▶ **Set task**: Where a line of the listing below includes the word "color", reproduce that line.

▶ **Input data**:
===
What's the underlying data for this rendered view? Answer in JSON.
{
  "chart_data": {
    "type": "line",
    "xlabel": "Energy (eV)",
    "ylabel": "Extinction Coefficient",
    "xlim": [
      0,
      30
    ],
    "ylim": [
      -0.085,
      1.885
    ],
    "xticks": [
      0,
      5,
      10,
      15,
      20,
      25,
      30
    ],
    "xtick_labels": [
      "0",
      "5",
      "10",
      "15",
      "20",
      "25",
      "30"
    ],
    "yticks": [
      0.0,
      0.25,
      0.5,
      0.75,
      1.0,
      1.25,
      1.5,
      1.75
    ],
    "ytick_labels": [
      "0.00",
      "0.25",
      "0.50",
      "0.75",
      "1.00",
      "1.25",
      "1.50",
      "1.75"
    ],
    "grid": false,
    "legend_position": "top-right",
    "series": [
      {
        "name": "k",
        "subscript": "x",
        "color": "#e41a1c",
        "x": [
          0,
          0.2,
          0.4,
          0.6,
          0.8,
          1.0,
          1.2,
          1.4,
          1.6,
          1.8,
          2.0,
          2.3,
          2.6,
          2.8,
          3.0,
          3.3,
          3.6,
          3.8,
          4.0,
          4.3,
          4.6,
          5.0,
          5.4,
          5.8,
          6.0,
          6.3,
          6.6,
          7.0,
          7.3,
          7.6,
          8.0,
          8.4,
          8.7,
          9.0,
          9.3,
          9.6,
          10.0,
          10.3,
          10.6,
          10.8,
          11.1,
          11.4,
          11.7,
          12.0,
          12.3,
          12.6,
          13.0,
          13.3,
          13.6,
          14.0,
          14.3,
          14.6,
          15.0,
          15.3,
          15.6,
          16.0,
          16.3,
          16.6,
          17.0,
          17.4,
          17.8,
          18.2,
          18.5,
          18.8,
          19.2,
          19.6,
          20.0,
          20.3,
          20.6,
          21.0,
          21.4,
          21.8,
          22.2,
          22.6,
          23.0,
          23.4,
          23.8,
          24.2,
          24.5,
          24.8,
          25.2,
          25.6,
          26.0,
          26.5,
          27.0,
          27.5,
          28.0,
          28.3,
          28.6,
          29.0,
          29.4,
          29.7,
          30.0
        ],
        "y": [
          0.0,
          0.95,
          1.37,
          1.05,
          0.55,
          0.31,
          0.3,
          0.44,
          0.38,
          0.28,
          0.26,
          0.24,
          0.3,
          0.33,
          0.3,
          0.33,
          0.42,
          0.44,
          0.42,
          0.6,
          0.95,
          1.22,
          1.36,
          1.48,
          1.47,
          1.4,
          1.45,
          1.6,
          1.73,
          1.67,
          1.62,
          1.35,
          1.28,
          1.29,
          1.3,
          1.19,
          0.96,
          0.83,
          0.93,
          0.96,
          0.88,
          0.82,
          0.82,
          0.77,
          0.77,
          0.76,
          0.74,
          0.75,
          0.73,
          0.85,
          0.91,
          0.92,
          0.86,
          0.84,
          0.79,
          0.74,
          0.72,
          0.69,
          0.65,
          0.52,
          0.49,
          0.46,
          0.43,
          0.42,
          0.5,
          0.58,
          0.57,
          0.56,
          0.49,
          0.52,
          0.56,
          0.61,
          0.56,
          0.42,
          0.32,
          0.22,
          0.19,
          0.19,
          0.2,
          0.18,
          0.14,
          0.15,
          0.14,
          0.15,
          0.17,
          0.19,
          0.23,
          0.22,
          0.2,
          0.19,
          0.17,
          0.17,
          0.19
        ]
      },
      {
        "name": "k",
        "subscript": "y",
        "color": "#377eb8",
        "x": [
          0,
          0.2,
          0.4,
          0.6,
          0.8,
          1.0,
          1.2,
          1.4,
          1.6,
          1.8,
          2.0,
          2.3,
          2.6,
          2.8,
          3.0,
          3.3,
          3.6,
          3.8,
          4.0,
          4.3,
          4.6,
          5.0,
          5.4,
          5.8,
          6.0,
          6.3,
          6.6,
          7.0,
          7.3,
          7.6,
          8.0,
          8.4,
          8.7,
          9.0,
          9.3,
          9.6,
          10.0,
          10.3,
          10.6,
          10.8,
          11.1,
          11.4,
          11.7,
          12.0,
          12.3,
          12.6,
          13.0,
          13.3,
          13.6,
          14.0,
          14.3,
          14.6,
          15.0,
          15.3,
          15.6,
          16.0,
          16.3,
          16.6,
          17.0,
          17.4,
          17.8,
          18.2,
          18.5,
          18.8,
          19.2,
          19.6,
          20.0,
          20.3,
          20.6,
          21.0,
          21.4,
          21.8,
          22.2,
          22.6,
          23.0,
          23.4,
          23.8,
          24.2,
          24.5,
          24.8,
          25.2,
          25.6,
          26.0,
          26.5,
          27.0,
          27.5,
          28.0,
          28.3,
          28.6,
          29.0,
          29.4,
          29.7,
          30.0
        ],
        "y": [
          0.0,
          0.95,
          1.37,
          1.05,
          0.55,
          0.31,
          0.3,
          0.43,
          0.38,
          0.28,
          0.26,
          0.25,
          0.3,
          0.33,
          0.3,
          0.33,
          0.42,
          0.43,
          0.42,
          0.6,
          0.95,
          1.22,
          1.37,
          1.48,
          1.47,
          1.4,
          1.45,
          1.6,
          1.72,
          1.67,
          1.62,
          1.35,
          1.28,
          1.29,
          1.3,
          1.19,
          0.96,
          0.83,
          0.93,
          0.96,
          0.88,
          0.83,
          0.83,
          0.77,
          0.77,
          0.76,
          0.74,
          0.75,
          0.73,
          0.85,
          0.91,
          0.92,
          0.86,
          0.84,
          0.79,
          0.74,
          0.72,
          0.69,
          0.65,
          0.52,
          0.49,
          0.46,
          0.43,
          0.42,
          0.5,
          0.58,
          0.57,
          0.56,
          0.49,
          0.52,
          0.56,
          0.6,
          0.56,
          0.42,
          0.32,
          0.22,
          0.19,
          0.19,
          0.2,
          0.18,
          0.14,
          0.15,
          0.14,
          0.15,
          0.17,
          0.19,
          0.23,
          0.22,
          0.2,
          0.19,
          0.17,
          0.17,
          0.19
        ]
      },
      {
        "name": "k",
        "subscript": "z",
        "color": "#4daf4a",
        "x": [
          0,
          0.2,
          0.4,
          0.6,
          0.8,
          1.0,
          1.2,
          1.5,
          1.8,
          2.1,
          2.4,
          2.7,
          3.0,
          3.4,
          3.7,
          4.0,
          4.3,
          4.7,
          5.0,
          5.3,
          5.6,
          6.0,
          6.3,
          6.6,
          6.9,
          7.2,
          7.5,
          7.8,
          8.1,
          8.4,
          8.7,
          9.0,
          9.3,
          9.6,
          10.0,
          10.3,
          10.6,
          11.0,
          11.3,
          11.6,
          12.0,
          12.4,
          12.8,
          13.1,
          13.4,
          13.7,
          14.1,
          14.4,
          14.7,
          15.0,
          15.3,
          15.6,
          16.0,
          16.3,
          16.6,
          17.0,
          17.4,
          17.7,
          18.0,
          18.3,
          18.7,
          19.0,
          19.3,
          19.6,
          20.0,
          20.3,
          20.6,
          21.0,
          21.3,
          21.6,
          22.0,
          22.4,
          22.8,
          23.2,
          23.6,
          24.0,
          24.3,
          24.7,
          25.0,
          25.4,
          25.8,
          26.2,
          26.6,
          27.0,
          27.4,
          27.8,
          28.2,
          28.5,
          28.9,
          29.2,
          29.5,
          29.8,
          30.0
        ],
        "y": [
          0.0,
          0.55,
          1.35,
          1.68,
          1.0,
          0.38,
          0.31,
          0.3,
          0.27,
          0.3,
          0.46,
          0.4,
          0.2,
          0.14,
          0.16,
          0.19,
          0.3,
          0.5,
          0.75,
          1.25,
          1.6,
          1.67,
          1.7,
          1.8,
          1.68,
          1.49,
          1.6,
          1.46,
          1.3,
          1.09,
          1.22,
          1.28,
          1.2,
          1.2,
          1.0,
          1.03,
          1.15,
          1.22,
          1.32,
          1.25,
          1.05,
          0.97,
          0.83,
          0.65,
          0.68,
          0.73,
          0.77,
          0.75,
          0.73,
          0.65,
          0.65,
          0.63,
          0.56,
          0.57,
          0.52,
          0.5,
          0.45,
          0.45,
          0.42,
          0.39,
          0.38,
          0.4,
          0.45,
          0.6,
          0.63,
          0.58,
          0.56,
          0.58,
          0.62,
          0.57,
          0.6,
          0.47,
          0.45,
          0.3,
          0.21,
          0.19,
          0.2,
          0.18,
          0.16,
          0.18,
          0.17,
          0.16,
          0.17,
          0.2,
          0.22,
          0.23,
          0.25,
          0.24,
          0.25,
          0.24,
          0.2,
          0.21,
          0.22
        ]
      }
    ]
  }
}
===
▶ **Output of the task**:
        "color": "#e41a1c",
        "color": "#377eb8",
        "color": "#4daf4a",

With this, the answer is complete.